DESCRIPTION OF THE TASK
Retype all the entries word for word, but omit the pictures.

Entries from a dataset
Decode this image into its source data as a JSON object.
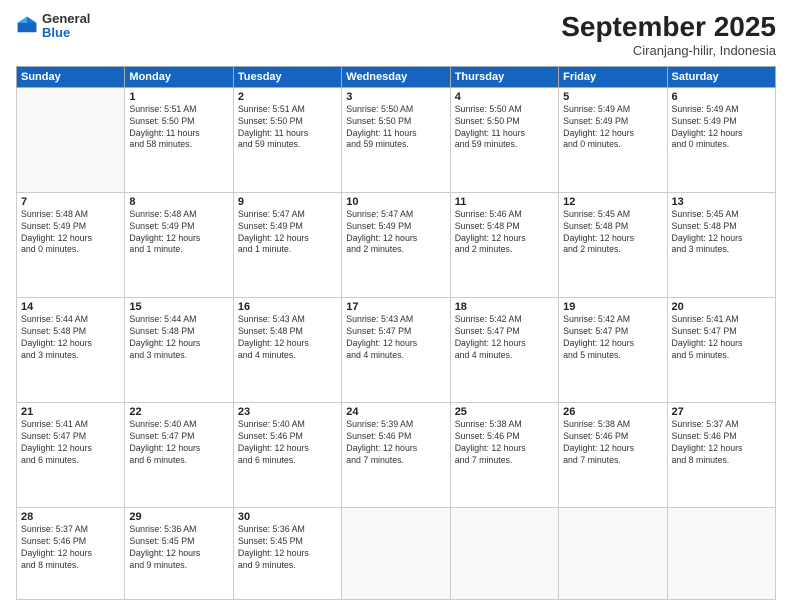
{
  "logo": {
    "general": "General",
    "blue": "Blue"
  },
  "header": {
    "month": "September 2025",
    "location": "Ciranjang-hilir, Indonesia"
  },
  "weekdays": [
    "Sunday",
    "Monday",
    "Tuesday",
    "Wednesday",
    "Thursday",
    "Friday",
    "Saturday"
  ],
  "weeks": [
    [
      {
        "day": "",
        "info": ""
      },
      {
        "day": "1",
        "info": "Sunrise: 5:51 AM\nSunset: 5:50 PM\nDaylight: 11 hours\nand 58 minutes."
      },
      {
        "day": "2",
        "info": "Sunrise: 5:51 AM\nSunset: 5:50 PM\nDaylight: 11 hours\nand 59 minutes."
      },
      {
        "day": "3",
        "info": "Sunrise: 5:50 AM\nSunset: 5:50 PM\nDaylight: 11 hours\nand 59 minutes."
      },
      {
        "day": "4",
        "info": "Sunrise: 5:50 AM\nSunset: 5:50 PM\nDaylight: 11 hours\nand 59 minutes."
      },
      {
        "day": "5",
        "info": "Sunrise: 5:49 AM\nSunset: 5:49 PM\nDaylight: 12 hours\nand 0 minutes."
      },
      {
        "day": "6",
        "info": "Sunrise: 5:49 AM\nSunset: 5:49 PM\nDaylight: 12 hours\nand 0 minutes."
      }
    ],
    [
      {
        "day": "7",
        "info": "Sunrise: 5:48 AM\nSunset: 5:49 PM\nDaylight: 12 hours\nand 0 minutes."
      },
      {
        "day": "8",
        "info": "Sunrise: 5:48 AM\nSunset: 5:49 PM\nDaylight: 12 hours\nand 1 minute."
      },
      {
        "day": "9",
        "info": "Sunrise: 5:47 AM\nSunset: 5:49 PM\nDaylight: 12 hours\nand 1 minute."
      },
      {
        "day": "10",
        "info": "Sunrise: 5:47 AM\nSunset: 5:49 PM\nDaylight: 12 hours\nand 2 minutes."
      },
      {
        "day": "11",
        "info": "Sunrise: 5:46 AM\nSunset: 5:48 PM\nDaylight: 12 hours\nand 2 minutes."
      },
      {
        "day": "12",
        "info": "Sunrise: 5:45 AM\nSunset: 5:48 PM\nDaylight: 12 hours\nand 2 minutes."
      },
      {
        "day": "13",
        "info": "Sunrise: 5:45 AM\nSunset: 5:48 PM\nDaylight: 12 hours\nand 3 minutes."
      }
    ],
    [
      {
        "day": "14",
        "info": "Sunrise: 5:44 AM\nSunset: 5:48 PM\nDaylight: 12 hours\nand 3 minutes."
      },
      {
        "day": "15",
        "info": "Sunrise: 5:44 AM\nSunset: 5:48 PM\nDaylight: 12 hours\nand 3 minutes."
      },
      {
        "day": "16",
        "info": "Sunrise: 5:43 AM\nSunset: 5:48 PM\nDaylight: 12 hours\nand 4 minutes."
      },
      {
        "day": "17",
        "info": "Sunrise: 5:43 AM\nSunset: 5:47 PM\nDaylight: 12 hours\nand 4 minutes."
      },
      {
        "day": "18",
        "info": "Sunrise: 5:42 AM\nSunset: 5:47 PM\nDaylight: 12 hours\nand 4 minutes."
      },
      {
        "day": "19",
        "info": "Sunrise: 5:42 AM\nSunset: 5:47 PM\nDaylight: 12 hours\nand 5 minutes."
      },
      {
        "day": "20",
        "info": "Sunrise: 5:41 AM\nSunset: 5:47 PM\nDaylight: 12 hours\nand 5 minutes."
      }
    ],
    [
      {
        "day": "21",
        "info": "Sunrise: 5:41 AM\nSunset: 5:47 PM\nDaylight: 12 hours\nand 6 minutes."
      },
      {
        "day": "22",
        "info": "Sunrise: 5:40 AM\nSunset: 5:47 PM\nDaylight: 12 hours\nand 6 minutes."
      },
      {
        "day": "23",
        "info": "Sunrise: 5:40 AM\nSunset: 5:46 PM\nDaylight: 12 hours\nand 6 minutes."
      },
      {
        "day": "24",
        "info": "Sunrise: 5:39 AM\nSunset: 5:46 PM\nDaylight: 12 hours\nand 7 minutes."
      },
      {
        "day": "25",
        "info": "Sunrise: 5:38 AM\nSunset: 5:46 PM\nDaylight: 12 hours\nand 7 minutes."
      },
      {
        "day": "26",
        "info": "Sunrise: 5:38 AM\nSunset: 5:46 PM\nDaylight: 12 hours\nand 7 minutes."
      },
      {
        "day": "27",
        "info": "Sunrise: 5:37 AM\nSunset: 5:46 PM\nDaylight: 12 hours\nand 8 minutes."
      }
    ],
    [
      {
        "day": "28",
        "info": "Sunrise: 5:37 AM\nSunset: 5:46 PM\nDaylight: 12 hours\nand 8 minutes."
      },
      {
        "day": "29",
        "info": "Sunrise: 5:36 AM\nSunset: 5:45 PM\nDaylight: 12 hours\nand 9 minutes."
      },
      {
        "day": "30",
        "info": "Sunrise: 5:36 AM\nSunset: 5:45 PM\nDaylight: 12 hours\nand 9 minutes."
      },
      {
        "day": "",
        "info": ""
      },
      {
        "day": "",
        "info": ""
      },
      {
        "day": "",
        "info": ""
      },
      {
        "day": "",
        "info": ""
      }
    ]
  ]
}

OUTPUT FOR THIS TASK
Decode this image into its source data as a JSON object.
{
  "logo": {
    "general": "General",
    "blue": "Blue"
  },
  "header": {
    "month": "September 2025",
    "location": "Ciranjang-hilir, Indonesia"
  },
  "weekdays": [
    "Sunday",
    "Monday",
    "Tuesday",
    "Wednesday",
    "Thursday",
    "Friday",
    "Saturday"
  ],
  "weeks": [
    [
      {
        "day": "",
        "info": ""
      },
      {
        "day": "1",
        "info": "Sunrise: 5:51 AM\nSunset: 5:50 PM\nDaylight: 11 hours\nand 58 minutes."
      },
      {
        "day": "2",
        "info": "Sunrise: 5:51 AM\nSunset: 5:50 PM\nDaylight: 11 hours\nand 59 minutes."
      },
      {
        "day": "3",
        "info": "Sunrise: 5:50 AM\nSunset: 5:50 PM\nDaylight: 11 hours\nand 59 minutes."
      },
      {
        "day": "4",
        "info": "Sunrise: 5:50 AM\nSunset: 5:50 PM\nDaylight: 11 hours\nand 59 minutes."
      },
      {
        "day": "5",
        "info": "Sunrise: 5:49 AM\nSunset: 5:49 PM\nDaylight: 12 hours\nand 0 minutes."
      },
      {
        "day": "6",
        "info": "Sunrise: 5:49 AM\nSunset: 5:49 PM\nDaylight: 12 hours\nand 0 minutes."
      }
    ],
    [
      {
        "day": "7",
        "info": "Sunrise: 5:48 AM\nSunset: 5:49 PM\nDaylight: 12 hours\nand 0 minutes."
      },
      {
        "day": "8",
        "info": "Sunrise: 5:48 AM\nSunset: 5:49 PM\nDaylight: 12 hours\nand 1 minute."
      },
      {
        "day": "9",
        "info": "Sunrise: 5:47 AM\nSunset: 5:49 PM\nDaylight: 12 hours\nand 1 minute."
      },
      {
        "day": "10",
        "info": "Sunrise: 5:47 AM\nSunset: 5:49 PM\nDaylight: 12 hours\nand 2 minutes."
      },
      {
        "day": "11",
        "info": "Sunrise: 5:46 AM\nSunset: 5:48 PM\nDaylight: 12 hours\nand 2 minutes."
      },
      {
        "day": "12",
        "info": "Sunrise: 5:45 AM\nSunset: 5:48 PM\nDaylight: 12 hours\nand 2 minutes."
      },
      {
        "day": "13",
        "info": "Sunrise: 5:45 AM\nSunset: 5:48 PM\nDaylight: 12 hours\nand 3 minutes."
      }
    ],
    [
      {
        "day": "14",
        "info": "Sunrise: 5:44 AM\nSunset: 5:48 PM\nDaylight: 12 hours\nand 3 minutes."
      },
      {
        "day": "15",
        "info": "Sunrise: 5:44 AM\nSunset: 5:48 PM\nDaylight: 12 hours\nand 3 minutes."
      },
      {
        "day": "16",
        "info": "Sunrise: 5:43 AM\nSunset: 5:48 PM\nDaylight: 12 hours\nand 4 minutes."
      },
      {
        "day": "17",
        "info": "Sunrise: 5:43 AM\nSunset: 5:47 PM\nDaylight: 12 hours\nand 4 minutes."
      },
      {
        "day": "18",
        "info": "Sunrise: 5:42 AM\nSunset: 5:47 PM\nDaylight: 12 hours\nand 4 minutes."
      },
      {
        "day": "19",
        "info": "Sunrise: 5:42 AM\nSunset: 5:47 PM\nDaylight: 12 hours\nand 5 minutes."
      },
      {
        "day": "20",
        "info": "Sunrise: 5:41 AM\nSunset: 5:47 PM\nDaylight: 12 hours\nand 5 minutes."
      }
    ],
    [
      {
        "day": "21",
        "info": "Sunrise: 5:41 AM\nSunset: 5:47 PM\nDaylight: 12 hours\nand 6 minutes."
      },
      {
        "day": "22",
        "info": "Sunrise: 5:40 AM\nSunset: 5:47 PM\nDaylight: 12 hours\nand 6 minutes."
      },
      {
        "day": "23",
        "info": "Sunrise: 5:40 AM\nSunset: 5:46 PM\nDaylight: 12 hours\nand 6 minutes."
      },
      {
        "day": "24",
        "info": "Sunrise: 5:39 AM\nSunset: 5:46 PM\nDaylight: 12 hours\nand 7 minutes."
      },
      {
        "day": "25",
        "info": "Sunrise: 5:38 AM\nSunset: 5:46 PM\nDaylight: 12 hours\nand 7 minutes."
      },
      {
        "day": "26",
        "info": "Sunrise: 5:38 AM\nSunset: 5:46 PM\nDaylight: 12 hours\nand 7 minutes."
      },
      {
        "day": "27",
        "info": "Sunrise: 5:37 AM\nSunset: 5:46 PM\nDaylight: 12 hours\nand 8 minutes."
      }
    ],
    [
      {
        "day": "28",
        "info": "Sunrise: 5:37 AM\nSunset: 5:46 PM\nDaylight: 12 hours\nand 8 minutes."
      },
      {
        "day": "29",
        "info": "Sunrise: 5:36 AM\nSunset: 5:45 PM\nDaylight: 12 hours\nand 9 minutes."
      },
      {
        "day": "30",
        "info": "Sunrise: 5:36 AM\nSunset: 5:45 PM\nDaylight: 12 hours\nand 9 minutes."
      },
      {
        "day": "",
        "info": ""
      },
      {
        "day": "",
        "info": ""
      },
      {
        "day": "",
        "info": ""
      },
      {
        "day": "",
        "info": ""
      }
    ]
  ]
}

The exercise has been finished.